Exercise goal: Determine how many lines hold "mother" and give only that number.

(Stored data entries)
__________________________________________________

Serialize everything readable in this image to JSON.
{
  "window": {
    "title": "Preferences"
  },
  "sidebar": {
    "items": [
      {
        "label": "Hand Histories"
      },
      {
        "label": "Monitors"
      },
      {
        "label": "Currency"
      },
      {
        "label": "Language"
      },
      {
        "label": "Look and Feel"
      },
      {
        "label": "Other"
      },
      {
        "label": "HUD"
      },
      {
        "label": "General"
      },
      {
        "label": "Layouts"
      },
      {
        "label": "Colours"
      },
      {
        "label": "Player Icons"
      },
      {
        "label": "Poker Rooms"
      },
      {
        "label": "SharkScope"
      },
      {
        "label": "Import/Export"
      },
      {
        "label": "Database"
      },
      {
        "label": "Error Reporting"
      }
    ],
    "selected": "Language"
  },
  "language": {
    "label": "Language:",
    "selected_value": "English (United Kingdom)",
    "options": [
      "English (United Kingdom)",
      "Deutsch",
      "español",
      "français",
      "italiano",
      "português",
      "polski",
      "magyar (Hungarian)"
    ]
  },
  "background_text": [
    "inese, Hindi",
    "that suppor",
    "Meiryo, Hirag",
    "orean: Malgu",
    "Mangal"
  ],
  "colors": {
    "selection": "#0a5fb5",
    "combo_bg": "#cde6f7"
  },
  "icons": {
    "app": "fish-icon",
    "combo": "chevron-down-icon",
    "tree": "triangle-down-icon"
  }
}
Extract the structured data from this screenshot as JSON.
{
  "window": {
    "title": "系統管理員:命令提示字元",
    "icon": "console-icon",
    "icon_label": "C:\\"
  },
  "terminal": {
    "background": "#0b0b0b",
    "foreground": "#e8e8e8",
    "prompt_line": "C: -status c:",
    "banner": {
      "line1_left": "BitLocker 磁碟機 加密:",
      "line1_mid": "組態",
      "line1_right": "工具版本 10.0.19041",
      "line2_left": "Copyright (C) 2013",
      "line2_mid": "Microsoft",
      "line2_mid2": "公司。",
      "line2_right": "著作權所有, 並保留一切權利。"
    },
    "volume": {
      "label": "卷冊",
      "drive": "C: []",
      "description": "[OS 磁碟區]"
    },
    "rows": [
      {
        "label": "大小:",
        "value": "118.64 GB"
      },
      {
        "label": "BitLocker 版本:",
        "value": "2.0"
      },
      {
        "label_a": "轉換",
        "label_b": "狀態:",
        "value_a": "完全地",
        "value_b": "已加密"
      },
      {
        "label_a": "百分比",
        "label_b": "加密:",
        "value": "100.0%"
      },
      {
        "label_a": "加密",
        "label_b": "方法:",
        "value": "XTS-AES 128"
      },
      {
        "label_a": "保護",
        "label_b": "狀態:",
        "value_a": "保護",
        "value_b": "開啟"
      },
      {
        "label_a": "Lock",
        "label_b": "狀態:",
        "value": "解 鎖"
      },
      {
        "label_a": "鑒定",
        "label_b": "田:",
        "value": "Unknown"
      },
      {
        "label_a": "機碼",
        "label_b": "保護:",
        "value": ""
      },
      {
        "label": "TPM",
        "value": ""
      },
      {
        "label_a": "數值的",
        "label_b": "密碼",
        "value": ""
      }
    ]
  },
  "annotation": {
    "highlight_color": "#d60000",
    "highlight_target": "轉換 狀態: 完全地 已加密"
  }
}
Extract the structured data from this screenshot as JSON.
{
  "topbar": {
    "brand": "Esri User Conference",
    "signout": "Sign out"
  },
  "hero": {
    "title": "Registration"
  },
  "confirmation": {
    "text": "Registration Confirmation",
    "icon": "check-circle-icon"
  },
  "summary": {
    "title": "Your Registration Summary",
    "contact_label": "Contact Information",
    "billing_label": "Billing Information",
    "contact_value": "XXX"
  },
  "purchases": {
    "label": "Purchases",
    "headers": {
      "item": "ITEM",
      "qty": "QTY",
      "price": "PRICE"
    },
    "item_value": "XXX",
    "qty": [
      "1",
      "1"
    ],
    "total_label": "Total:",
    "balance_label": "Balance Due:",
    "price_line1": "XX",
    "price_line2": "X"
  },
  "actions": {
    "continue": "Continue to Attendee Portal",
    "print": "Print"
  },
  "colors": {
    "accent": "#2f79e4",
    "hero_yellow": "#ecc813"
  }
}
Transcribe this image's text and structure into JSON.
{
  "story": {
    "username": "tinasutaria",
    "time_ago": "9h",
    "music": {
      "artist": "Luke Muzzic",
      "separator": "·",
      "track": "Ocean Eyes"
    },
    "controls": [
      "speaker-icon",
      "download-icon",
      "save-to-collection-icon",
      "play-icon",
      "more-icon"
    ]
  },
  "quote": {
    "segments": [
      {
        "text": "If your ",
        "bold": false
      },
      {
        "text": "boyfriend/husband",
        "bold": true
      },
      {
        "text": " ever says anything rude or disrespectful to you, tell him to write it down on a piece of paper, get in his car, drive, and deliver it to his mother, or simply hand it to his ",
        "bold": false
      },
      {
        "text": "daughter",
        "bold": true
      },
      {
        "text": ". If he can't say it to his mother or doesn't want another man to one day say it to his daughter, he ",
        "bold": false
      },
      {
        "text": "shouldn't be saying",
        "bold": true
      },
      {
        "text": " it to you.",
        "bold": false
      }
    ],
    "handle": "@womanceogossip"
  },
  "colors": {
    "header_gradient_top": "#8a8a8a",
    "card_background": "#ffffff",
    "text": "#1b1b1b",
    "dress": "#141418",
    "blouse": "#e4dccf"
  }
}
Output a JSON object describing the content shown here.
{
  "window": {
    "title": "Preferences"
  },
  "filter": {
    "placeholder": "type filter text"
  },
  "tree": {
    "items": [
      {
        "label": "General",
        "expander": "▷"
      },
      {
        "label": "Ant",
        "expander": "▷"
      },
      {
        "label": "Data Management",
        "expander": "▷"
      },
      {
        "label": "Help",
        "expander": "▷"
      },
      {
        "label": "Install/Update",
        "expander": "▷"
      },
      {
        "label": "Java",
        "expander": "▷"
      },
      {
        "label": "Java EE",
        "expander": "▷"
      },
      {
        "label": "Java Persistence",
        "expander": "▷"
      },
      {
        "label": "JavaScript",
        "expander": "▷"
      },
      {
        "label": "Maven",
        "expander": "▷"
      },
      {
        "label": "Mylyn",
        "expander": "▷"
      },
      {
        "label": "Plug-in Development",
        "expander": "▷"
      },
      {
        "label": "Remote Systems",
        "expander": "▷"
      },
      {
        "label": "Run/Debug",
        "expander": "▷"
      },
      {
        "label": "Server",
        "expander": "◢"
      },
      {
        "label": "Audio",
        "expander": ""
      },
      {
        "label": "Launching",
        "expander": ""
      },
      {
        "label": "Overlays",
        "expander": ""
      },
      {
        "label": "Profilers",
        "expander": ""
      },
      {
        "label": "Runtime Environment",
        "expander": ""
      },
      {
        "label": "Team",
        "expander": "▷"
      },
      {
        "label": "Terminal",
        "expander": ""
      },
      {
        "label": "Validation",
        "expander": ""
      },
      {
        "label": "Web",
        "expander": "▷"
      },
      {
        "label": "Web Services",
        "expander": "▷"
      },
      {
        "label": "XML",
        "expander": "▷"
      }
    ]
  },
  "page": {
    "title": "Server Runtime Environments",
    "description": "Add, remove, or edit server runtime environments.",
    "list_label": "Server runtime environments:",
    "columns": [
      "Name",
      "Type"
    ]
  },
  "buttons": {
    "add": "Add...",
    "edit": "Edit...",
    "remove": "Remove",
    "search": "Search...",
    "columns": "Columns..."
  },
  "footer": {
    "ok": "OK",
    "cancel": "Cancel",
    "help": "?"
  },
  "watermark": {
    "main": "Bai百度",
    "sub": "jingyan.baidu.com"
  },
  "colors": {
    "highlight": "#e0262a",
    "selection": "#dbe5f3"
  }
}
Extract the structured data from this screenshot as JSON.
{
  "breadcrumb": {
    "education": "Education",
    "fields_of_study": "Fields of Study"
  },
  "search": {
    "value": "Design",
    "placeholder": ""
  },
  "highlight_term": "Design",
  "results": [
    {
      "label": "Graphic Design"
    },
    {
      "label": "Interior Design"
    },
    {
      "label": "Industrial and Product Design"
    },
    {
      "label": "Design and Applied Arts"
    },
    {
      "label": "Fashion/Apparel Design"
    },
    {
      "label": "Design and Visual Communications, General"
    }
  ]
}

__________________________________________________

Response to this task: 2